WORK TO DO: Will you extract the entries word for word? Images should not appear in the copy.

Saved data entries
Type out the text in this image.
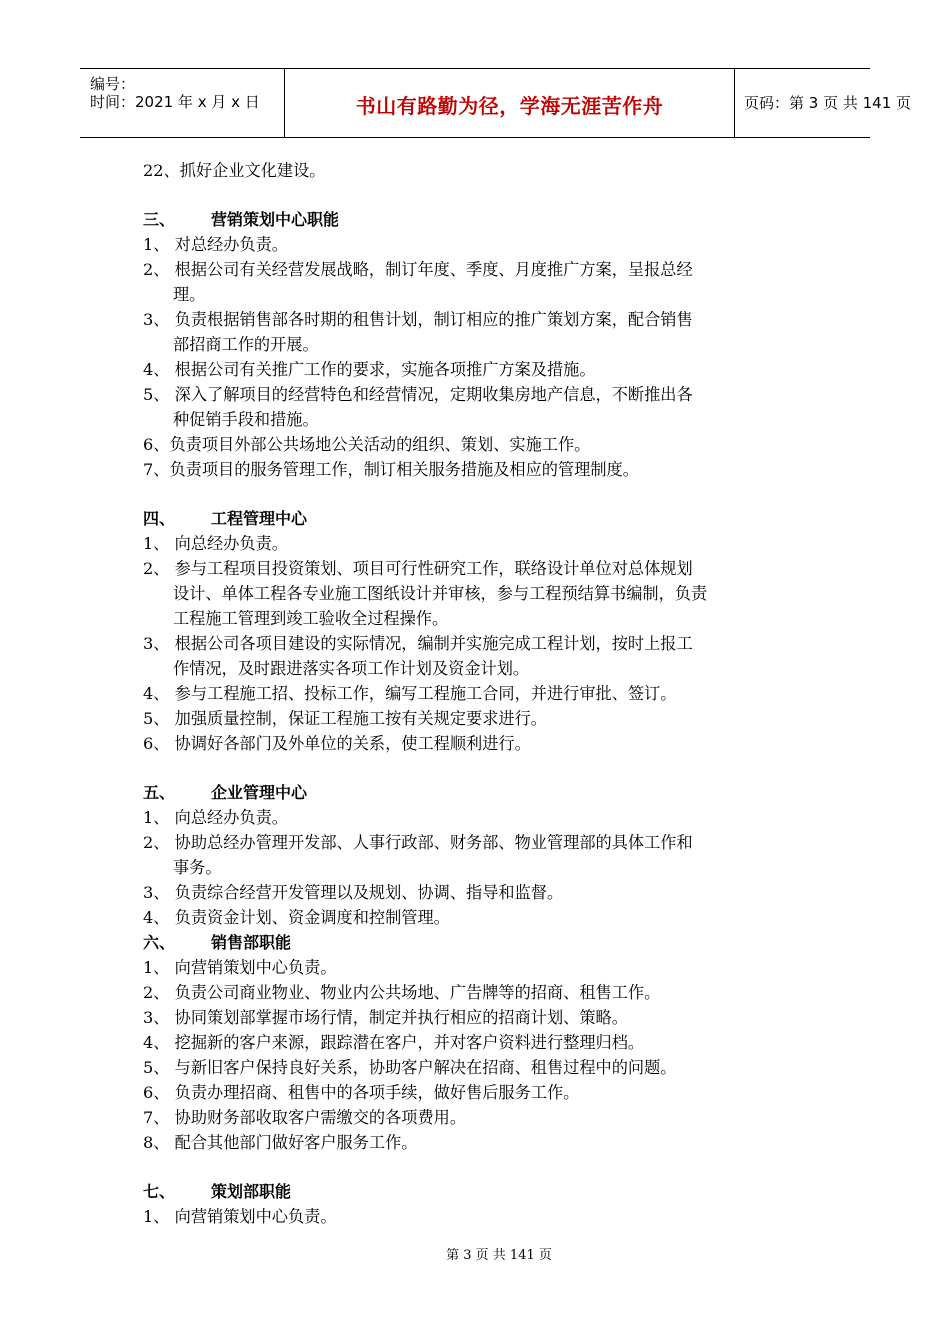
编号：
时间：2021 年 x 月 x 日	书山有路勤为径，学海无涯苦作舟	页码：第 3 页 共 141 页
22、抓好企业文化建设。
三、 营销策划中心职能
1、 对总经办负责。
2、 根据公司有关经营发展战略，制订年度、季度、月度推广方案，呈报总经
理。
3、 负责根据销售部各时期的租售计划，制订相应的推广策划方案，配合销售
部招商工作的开展。
4、 根据公司有关推广工作的要求，实施各项推广方案及措施。
5、 深入了解项目的经营特色和经营情况，定期收集房地产信息，不断推出各
种促销手段和措施。
6、负责项目外部公共场地公关活动的组织、策划、实施工作。
7、负责项目的服务管理工作，制订相关服务措施及相应的管理制度。
四、 工程管理中心
1、 向总经办负责。
2、 参与工程项目投资策划、项目可行性研究工作，联络设计单位对总体规划
设计、单体工程各专业施工图纸设计并审核，参与工程预结算书编制，负责
工程施工管理到竣工验收全过程操作。
3、 根据公司各项目建设的实际情况，编制并实施完成工程计划，按时上报工
作情况，及时跟进落实各项工作计划及资金计划。
4、 参与工程施工招、投标工作，编写工程施工合同，并进行审批、签订。
5、 加强质量控制，保证工程施工按有关规定要求进行。
6、 协调好各部门及外单位的关系，使工程顺利进行。
五、 企业管理中心
1、 向总经办负责。
2、 协助总经办管理开发部、人事行政部、财务部、物业管理部的具体工作和
事务。
3、 负责综合经营开发管理以及规划、协调、指导和监督。
4、 负责资金计划、资金调度和控制管理。
六、 销售部职能
1、 向营销策划中心负责。
2、 负责公司商业物业、物业内公共场地、广告牌等的招商、租售工作。
3、 协同策划部掌握市场行情，制定并执行相应的招商计划、策略。
4、 挖掘新的客户来源，跟踪潜在客户，并对客户资料进行整理归档。
5、 与新旧客户保持良好关系，协助客户解决在招商、租售过程中的问题。
6、 负责办理招商、租售中的各项手续，做好售后服务工作。
7、 协助财务部收取客户需缴交的各项费用。
8、 配合其他部门做好客户服务工作。
七、 策划部职能
1、 向营销策划中心负责。
第 3 页 共 141 页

EXERCISE OUTPUT:
Type out the text in this image.
编号：
时间：2021 年 x 月 x 日	书山有路勤为径，学海无涯苦作舟	页码：第 3 页 共 141 页
22、抓好企业文化建设。
三、 营销策划中心职能
1、 对总经办负责。
2、 根据公司有关经营发展战略，制订年度、季度、月度推广方案，呈报总经
理。
3、 负责根据销售部各时期的租售计划，制订相应的推广策划方案，配合销售
部招商工作的开展。
4、 根据公司有关推广工作的要求，实施各项推广方案及措施。
5、 深入了解项目的经营特色和经营情况，定期收集房地产信息，不断推出各
种促销手段和措施。
6、负责项目外部公共场地公关活动的组织、策划、实施工作。
7、负责项目的服务管理工作，制订相关服务措施及相应的管理制度。
四、 工程管理中心
1、 向总经办负责。
2、 参与工程项目投资策划、项目可行性研究工作，联络设计单位对总体规划
设计、单体工程各专业施工图纸设计并审核，参与工程预结算书编制，负责
工程施工管理到竣工验收全过程操作。
3、 根据公司各项目建设的实际情况，编制并实施完成工程计划，按时上报工
作情况，及时跟进落实各项工作计划及资金计划。
4、 参与工程施工招、投标工作，编写工程施工合同，并进行审批、签订。
5、 加强质量控制，保证工程施工按有关规定要求进行。
6、 协调好各部门及外单位的关系，使工程顺利进行。
五、 企业管理中心
1、 向总经办负责。
2、 协助总经办管理开发部、人事行政部、财务部、物业管理部的具体工作和
事务。
3、 负责综合经营开发管理以及规划、协调、指导和监督。
4、 负责资金计划、资金调度和控制管理。
六、 销售部职能
1、 向营销策划中心负责。
2、 负责公司商业物业、物业内公共场地、广告牌等的招商、租售工作。
3、 协同策划部掌握市场行情，制定并执行相应的招商计划、策略。
4、 挖掘新的客户来源，跟踪潜在客户，并对客户资料进行整理归档。
5、 与新旧客户保持良好关系，协助客户解决在招商、租售过程中的问题。
6、 负责办理招商、租售中的各项手续，做好售后服务工作。
7、 协助财务部收取客户需缴交的各项费用。
8、 配合其他部门做好客户服务工作。
七、 策划部职能
1、 向营销策划中心负责。
第 3 页 共 141 页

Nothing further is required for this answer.